RAW DATA ▸
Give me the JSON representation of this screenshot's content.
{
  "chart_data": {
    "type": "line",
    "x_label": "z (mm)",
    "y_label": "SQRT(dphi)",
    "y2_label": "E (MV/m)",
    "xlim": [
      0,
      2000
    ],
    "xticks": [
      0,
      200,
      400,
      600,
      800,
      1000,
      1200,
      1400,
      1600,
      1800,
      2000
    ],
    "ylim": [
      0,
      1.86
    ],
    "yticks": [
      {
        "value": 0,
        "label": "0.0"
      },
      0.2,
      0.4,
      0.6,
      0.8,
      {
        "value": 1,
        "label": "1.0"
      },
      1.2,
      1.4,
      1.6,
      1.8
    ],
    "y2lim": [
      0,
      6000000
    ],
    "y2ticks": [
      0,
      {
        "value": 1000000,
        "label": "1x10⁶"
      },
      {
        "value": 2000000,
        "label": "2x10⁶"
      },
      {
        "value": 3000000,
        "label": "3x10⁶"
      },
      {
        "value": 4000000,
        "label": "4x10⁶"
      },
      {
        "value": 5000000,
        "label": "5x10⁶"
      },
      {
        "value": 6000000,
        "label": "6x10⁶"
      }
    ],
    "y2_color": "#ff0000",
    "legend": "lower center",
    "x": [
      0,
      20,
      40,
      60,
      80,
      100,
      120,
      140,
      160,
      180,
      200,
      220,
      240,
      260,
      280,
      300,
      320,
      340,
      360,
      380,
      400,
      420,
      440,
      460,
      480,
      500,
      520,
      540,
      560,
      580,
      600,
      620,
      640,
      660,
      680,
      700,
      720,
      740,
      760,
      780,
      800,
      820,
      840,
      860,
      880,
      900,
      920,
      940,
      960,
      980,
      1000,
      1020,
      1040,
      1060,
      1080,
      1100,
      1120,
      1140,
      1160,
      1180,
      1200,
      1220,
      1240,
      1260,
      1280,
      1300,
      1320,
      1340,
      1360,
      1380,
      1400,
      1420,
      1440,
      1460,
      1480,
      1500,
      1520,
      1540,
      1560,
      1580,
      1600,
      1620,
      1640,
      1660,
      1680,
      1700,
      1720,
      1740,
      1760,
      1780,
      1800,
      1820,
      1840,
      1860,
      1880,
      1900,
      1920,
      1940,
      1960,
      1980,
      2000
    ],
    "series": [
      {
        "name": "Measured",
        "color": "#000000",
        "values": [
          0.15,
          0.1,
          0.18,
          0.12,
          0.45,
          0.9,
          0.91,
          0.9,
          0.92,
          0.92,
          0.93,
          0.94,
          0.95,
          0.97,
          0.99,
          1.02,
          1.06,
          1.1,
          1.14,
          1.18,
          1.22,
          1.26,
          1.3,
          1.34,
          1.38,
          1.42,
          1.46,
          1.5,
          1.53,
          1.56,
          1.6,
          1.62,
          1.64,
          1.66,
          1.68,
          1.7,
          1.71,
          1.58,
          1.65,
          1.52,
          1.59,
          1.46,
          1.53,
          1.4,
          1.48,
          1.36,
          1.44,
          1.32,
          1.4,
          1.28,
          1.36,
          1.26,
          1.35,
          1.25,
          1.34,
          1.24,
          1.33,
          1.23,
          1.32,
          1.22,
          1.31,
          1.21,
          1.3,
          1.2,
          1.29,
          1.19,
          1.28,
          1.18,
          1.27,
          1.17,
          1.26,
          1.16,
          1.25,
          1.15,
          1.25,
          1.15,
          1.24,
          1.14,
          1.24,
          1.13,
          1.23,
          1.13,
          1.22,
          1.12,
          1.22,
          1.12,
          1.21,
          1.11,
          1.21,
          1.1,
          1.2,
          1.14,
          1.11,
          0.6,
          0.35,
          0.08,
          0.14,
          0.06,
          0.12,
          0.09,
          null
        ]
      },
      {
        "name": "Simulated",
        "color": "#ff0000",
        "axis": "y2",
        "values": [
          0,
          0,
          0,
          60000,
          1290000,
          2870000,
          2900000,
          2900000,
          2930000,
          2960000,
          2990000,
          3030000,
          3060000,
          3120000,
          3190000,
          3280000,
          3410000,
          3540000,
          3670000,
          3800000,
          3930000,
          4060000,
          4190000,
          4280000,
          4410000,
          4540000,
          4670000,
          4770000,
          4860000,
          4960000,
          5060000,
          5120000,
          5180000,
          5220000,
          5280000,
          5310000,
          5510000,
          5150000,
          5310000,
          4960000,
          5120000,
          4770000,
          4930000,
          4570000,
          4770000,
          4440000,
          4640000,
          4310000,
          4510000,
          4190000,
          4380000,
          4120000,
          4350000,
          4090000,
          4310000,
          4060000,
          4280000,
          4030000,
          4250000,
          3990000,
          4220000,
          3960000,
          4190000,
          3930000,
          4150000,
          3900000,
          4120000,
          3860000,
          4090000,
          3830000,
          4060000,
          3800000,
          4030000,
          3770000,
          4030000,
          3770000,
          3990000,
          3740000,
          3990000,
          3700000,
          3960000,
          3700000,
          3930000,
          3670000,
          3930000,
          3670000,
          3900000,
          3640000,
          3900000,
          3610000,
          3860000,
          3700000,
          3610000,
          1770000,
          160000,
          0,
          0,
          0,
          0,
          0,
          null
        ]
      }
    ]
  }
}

REQUIRED WORK ▸ Please reproduce each line exactly as written.

ANSWER IN FULL ▸
Give me the JSON representation of this screenshot's content.
{
  "chart_data": {
    "type": "line",
    "x_label": "z (mm)",
    "y_label": "SQRT(dphi)",
    "y2_label": "E (MV/m)",
    "xlim": [
      0,
      2000
    ],
    "xticks": [
      0,
      200,
      400,
      600,
      800,
      1000,
      1200,
      1400,
      1600,
      1800,
      2000
    ],
    "ylim": [
      0,
      1.86
    ],
    "yticks": [
      {
        "value": 0,
        "label": "0.0"
      },
      0.2,
      0.4,
      0.6,
      0.8,
      {
        "value": 1,
        "label": "1.0"
      },
      1.2,
      1.4,
      1.6,
      1.8
    ],
    "y2lim": [
      0,
      6000000
    ],
    "y2ticks": [
      0,
      {
        "value": 1000000,
        "label": "1x10⁶"
      },
      {
        "value": 2000000,
        "label": "2x10⁶"
      },
      {
        "value": 3000000,
        "label": "3x10⁶"
      },
      {
        "value": 4000000,
        "label": "4x10⁶"
      },
      {
        "value": 5000000,
        "label": "5x10⁶"
      },
      {
        "value": 6000000,
        "label": "6x10⁶"
      }
    ],
    "y2_color": "#ff0000",
    "legend": "lower center",
    "x": [
      0,
      20,
      40,
      60,
      80,
      100,
      120,
      140,
      160,
      180,
      200,
      220,
      240,
      260,
      280,
      300,
      320,
      340,
      360,
      380,
      400,
      420,
      440,
      460,
      480,
      500,
      520,
      540,
      560,
      580,
      600,
      620,
      640,
      660,
      680,
      700,
      720,
      740,
      760,
      780,
      800,
      820,
      840,
      860,
      880,
      900,
      920,
      940,
      960,
      980,
      1000,
      1020,
      1040,
      1060,
      1080,
      1100,
      1120,
      1140,
      1160,
      1180,
      1200,
      1220,
      1240,
      1260,
      1280,
      1300,
      1320,
      1340,
      1360,
      1380,
      1400,
      1420,
      1440,
      1460,
      1480,
      1500,
      1520,
      1540,
      1560,
      1580,
      1600,
      1620,
      1640,
      1660,
      1680,
      1700,
      1720,
      1740,
      1760,
      1780,
      1800,
      1820,
      1840,
      1860,
      1880,
      1900,
      1920,
      1940,
      1960,
      1980,
      2000
    ],
    "series": [
      {
        "name": "Measured",
        "color": "#000000",
        "values": [
          0.15,
          0.1,
          0.18,
          0.12,
          0.45,
          0.9,
          0.91,
          0.9,
          0.92,
          0.92,
          0.93,
          0.94,
          0.95,
          0.97,
          0.99,
          1.02,
          1.06,
          1.1,
          1.14,
          1.18,
          1.22,
          1.26,
          1.3,
          1.34,
          1.38,
          1.42,
          1.46,
          1.5,
          1.53,
          1.56,
          1.6,
          1.62,
          1.64,
          1.66,
          1.68,
          1.7,
          1.71,
          1.58,
          1.65,
          1.52,
          1.59,
          1.46,
          1.53,
          1.4,
          1.48,
          1.36,
          1.44,
          1.32,
          1.4,
          1.28,
          1.36,
          1.26,
          1.35,
          1.25,
          1.34,
          1.24,
          1.33,
          1.23,
          1.32,
          1.22,
          1.31,
          1.21,
          1.3,
          1.2,
          1.29,
          1.19,
          1.28,
          1.18,
          1.27,
          1.17,
          1.26,
          1.16,
          1.25,
          1.15,
          1.25,
          1.15,
          1.24,
          1.14,
          1.24,
          1.13,
          1.23,
          1.13,
          1.22,
          1.12,
          1.22,
          1.12,
          1.21,
          1.11,
          1.21,
          1.1,
          1.2,
          1.14,
          1.11,
          0.6,
          0.35,
          0.08,
          0.14,
          0.06,
          0.12,
          0.09,
          null
        ]
      },
      {
        "name": "Simulated",
        "color": "#ff0000",
        "axis": "y2",
        "values": [
          0,
          0,
          0,
          60000,
          1290000,
          2870000,
          2900000,
          2900000,
          2930000,
          2960000,
          2990000,
          3030000,
          3060000,
          3120000,
          3190000,
          3280000,
          3410000,
          3540000,
          3670000,
          3800000,
          3930000,
          4060000,
          4190000,
          4280000,
          4410000,
          4540000,
          4670000,
          4770000,
          4860000,
          4960000,
          5060000,
          5120000,
          5180000,
          5220000,
          5280000,
          5310000,
          5510000,
          5150000,
          5310000,
          4960000,
          5120000,
          4770000,
          4930000,
          4570000,
          4770000,
          4440000,
          4640000,
          4310000,
          4510000,
          4190000,
          4380000,
          4120000,
          4350000,
          4090000,
          4310000,
          4060000,
          4280000,
          4030000,
          4250000,
          3990000,
          4220000,
          3960000,
          4190000,
          3930000,
          4150000,
          3900000,
          4120000,
          3860000,
          4090000,
          3830000,
          4060000,
          3800000,
          4030000,
          3770000,
          4030000,
          3770000,
          3990000,
          3740000,
          3990000,
          3700000,
          3960000,
          3700000,
          3930000,
          3670000,
          3930000,
          3670000,
          3900000,
          3640000,
          3900000,
          3610000,
          3860000,
          3700000,
          3610000,
          1770000,
          160000,
          0,
          0,
          0,
          0,
          0,
          null
        ]
      }
    ]
  }
}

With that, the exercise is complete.